> **Task description**
Reproduce the listing below verbatim.

> **Records for this exercise**

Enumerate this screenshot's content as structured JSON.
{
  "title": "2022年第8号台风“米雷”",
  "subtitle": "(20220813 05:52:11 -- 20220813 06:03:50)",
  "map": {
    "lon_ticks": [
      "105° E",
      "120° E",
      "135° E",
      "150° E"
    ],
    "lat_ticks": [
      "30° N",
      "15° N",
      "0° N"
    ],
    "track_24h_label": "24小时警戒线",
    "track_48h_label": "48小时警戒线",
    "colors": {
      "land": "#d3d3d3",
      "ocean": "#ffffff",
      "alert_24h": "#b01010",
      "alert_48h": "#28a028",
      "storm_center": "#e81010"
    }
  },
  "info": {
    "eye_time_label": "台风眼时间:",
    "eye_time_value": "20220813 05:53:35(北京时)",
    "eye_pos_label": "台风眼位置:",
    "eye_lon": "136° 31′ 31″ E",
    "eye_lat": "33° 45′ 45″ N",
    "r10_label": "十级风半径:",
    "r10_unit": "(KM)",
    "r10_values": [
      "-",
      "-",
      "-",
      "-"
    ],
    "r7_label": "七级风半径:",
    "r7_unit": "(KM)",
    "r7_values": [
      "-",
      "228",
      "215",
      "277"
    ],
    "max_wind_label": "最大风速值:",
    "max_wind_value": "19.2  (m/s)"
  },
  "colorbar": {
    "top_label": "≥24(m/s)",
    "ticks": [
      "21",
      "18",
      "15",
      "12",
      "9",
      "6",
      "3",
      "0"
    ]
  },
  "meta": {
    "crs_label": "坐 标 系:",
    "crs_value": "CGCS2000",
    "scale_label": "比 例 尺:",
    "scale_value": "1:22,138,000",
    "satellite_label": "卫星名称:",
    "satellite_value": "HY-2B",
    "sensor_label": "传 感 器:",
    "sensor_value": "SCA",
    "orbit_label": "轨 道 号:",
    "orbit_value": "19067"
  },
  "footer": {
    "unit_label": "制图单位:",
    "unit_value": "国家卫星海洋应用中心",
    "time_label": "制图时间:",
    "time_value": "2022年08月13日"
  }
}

> **Correct output**
Enumerate this screenshot's content as structured JSON.
{
  "title": "2022年第8号台风“米雷”",
  "subtitle": "(20220813 05:52:11 -- 20220813 06:03:50)",
  "map": {
    "lon_ticks": [
      "105° E",
      "120° E",
      "135° E",
      "150° E"
    ],
    "lat_ticks": [
      "30° N",
      "15° N",
      "0° N"
    ],
    "track_24h_label": "24小时警戒线",
    "track_48h_label": "48小时警戒线",
    "colors": {
      "land": "#d3d3d3",
      "ocean": "#ffffff",
      "alert_24h": "#b01010",
      "alert_48h": "#28a028",
      "storm_center": "#e81010"
    }
  },
  "info": {
    "eye_time_label": "台风眼时间:",
    "eye_time_value": "20220813 05:53:35(北京时)",
    "eye_pos_label": "台风眼位置:",
    "eye_lon": "136° 31′ 31″ E",
    "eye_lat": "33° 45′ 45″ N",
    "r10_label": "十级风半径:",
    "r10_unit": "(KM)",
    "r10_values": [
      "-",
      "-",
      "-",
      "-"
    ],
    "r7_label": "七级风半径:",
    "r7_unit": "(KM)",
    "r7_values": [
      "-",
      "228",
      "215",
      "277"
    ],
    "max_wind_label": "最大风速值:",
    "max_wind_value": "19.2  (m/s)"
  },
  "colorbar": {
    "top_label": "≥24(m/s)",
    "ticks": [
      "21",
      "18",
      "15",
      "12",
      "9",
      "6",
      "3",
      "0"
    ]
  },
  "meta": {
    "crs_label": "坐 标 系:",
    "crs_value": "CGCS2000",
    "scale_label": "比 例 尺:",
    "scale_value": "1:22,138,000",
    "satellite_label": "卫星名称:",
    "satellite_value": "HY-2B",
    "sensor_label": "传 感 器:",
    "sensor_value": "SCA",
    "orbit_label": "轨 道 号:",
    "orbit_value": "19067"
  },
  "footer": {
    "unit_label": "制图单位:",
    "unit_value": "国家卫星海洋应用中心",
    "time_label": "制图时间:",
    "time_value": "2022年08月13日"
  }
}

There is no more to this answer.